--- The problem ---
Your task is to extract the lines from the one holding "What does this" through the end of the material. Set them down exactly and add nothing.

* * * * *

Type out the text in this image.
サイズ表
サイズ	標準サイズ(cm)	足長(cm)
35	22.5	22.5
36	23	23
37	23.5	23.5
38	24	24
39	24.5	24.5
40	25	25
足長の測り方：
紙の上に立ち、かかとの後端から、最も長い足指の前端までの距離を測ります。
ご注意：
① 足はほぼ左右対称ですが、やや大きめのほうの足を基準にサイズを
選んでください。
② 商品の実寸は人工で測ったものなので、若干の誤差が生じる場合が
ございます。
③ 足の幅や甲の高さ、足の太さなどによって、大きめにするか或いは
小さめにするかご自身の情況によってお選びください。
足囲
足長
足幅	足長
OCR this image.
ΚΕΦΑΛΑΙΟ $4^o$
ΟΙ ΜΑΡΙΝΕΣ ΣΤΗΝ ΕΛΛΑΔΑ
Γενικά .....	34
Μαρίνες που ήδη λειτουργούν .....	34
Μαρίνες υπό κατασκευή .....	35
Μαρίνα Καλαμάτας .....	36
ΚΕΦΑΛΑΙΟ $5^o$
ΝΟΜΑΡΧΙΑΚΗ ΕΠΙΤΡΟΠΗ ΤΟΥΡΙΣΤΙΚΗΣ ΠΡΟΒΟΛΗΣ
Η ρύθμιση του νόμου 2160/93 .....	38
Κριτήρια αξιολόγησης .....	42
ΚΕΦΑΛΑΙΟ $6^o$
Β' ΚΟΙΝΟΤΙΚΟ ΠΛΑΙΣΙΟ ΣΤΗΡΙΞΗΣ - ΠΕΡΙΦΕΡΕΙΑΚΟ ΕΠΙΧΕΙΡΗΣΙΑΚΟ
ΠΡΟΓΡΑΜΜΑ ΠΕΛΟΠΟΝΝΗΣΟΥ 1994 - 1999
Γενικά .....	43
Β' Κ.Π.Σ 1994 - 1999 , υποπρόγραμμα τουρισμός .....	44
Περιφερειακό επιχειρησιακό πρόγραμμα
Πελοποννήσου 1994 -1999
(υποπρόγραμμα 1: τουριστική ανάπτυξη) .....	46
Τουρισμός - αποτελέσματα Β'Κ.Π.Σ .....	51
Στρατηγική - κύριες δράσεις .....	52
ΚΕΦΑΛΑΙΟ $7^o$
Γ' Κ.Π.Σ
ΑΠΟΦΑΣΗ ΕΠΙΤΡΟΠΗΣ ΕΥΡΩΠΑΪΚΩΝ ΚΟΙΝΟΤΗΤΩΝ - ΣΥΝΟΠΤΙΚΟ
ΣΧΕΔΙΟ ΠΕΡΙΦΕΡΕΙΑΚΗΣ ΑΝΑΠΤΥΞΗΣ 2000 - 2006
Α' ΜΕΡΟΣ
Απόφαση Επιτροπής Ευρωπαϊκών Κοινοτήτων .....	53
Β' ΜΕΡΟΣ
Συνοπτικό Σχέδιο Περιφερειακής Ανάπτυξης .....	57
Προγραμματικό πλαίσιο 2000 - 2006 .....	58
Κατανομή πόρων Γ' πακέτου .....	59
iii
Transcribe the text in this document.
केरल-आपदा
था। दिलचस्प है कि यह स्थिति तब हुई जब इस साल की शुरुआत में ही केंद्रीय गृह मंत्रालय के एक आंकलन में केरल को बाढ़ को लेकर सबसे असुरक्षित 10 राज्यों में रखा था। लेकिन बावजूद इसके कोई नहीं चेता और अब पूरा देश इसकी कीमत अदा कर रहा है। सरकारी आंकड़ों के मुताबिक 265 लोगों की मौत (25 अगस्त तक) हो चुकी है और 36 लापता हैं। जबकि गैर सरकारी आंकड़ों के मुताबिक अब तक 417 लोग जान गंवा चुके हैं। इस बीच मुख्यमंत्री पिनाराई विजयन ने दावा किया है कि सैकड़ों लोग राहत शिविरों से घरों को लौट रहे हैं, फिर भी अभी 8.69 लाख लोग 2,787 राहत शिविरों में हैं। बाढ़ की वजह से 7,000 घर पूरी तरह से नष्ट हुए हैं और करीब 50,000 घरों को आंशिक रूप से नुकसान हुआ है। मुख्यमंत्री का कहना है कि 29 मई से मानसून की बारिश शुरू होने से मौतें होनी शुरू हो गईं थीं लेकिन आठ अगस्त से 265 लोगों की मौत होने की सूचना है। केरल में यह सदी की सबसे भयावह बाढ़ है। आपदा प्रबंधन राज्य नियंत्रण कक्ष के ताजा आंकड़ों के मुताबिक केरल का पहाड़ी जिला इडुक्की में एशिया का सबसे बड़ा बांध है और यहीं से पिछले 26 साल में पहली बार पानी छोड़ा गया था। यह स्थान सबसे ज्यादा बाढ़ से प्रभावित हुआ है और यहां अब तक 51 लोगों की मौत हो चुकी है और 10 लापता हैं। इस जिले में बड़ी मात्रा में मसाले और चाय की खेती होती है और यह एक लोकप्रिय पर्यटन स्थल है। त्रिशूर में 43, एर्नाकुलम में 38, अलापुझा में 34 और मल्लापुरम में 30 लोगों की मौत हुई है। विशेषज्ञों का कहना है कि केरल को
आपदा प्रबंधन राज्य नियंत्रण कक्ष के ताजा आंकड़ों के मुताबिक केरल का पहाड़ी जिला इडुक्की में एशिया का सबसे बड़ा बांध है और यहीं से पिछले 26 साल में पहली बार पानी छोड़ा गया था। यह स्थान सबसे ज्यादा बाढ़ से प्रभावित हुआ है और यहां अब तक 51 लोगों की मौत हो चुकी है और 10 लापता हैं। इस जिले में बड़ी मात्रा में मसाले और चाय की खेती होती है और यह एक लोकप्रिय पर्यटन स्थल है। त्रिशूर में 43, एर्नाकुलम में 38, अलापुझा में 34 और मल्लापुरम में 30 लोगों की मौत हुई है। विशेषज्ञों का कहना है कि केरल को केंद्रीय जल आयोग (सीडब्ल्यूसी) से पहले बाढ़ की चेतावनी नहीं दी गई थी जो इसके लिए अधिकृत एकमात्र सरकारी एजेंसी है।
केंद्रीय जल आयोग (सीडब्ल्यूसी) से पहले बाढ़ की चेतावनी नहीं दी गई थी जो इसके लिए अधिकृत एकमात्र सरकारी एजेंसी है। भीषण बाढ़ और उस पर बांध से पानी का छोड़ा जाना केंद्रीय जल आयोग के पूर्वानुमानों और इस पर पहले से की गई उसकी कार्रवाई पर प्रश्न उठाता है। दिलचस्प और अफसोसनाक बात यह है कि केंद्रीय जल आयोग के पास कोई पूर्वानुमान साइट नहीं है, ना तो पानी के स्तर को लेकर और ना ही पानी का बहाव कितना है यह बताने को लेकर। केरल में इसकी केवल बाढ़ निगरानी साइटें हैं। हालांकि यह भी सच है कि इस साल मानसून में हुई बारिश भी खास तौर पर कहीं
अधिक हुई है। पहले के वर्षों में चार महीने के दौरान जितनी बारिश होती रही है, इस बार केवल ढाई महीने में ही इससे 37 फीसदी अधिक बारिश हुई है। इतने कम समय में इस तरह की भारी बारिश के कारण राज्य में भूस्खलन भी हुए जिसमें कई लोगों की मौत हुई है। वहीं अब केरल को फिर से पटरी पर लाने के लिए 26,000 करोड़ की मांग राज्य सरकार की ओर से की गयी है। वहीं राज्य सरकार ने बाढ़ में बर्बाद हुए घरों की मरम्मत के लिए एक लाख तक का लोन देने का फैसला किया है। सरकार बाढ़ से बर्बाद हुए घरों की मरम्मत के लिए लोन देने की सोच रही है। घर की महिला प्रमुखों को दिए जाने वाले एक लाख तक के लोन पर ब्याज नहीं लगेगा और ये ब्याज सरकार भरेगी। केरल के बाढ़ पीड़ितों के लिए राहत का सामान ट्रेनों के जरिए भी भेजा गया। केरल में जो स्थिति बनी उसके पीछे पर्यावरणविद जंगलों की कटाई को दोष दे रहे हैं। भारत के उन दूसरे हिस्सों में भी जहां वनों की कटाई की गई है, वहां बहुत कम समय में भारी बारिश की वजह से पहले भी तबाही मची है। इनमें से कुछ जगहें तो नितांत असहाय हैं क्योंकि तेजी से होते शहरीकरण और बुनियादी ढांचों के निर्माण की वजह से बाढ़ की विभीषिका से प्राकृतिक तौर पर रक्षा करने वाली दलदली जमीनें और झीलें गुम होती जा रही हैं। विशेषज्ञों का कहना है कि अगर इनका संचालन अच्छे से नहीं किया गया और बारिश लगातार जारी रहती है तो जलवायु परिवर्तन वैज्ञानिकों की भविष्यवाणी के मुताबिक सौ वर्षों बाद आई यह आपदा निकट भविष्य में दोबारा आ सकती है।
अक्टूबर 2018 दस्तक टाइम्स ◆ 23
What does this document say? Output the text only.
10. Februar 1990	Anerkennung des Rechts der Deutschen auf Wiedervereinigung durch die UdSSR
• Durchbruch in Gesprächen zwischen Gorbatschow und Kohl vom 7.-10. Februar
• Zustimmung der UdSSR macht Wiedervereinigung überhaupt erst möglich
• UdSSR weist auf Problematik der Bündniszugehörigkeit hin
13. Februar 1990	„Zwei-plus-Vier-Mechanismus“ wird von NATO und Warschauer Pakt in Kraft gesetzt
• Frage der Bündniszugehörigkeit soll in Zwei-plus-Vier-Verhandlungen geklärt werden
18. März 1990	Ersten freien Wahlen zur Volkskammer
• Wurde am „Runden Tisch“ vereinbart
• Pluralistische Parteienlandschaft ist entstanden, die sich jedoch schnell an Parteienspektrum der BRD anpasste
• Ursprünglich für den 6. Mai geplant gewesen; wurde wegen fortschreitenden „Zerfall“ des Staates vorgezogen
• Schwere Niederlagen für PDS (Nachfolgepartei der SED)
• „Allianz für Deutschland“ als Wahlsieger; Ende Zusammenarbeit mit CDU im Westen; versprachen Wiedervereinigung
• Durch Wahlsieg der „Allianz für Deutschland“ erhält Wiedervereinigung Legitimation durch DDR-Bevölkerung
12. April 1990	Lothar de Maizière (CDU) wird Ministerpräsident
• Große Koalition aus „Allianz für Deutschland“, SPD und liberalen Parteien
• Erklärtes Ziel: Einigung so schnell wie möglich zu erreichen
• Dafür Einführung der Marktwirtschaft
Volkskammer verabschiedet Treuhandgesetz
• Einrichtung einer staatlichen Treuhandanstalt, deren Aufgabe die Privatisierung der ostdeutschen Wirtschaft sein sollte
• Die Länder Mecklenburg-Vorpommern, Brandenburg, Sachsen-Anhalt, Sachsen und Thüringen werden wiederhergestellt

* * * * *

--- Written solution ---
What does this document say? Output the text only.
10. Februar 1990	Anerkennung des Rechts der Deutschen auf Wiedervereinigung durch die UdSSR
• Durchbruch in Gesprächen zwischen Gorbatschow und Kohl vom 7.-10. Februar
• Zustimmung der UdSSR macht Wiedervereinigung überhaupt erst möglich
• UdSSR weist auf Problematik der Bündniszugehörigkeit hin
13. Februar 1990	„Zwei-plus-Vier-Mechanismus“ wird von NATO und Warschauer Pakt in Kraft gesetzt
• Frage der Bündniszugehörigkeit soll in Zwei-plus-Vier-Verhandlungen geklärt werden
18. März 1990	Ersten freien Wahlen zur Volkskammer
• Wurde am „Runden Tisch“ vereinbart
• Pluralistische Parteienlandschaft ist entstanden, die sich jedoch schnell an Parteienspektrum der BRD anpasste
• Ursprünglich für den 6. Mai geplant gewesen; wurde wegen fortschreitenden „Zerfall“ des Staates vorgezogen
• Schwere Niederlagen für PDS (Nachfolgepartei der SED)
• „Allianz für Deutschland“ als Wahlsieger; Ende Zusammenarbeit mit CDU im Westen; versprachen Wiedervereinigung
• Durch Wahlsieg der „Allianz für Deutschland“ erhält Wiedervereinigung Legitimation durch DDR-Bevölkerung
12. April 1990	Lothar de Maizière (CDU) wird Ministerpräsident
• Große Koalition aus „Allianz für Deutschland“, SPD und liberalen Parteien
• Erklärtes Ziel: Einigung so schnell wie möglich zu erreichen
• Dafür Einführung der Marktwirtschaft
Volkskammer verabschiedet Treuhandgesetz
• Einrichtung einer staatlichen Treuhandanstalt, deren Aufgabe die Privatisierung der ostdeutschen Wirtschaft sein sollte
• Die Länder Mecklenburg-Vorpommern, Brandenburg, Sachsen-Anhalt, Sachsen und Thüringen werden wiederhergestellt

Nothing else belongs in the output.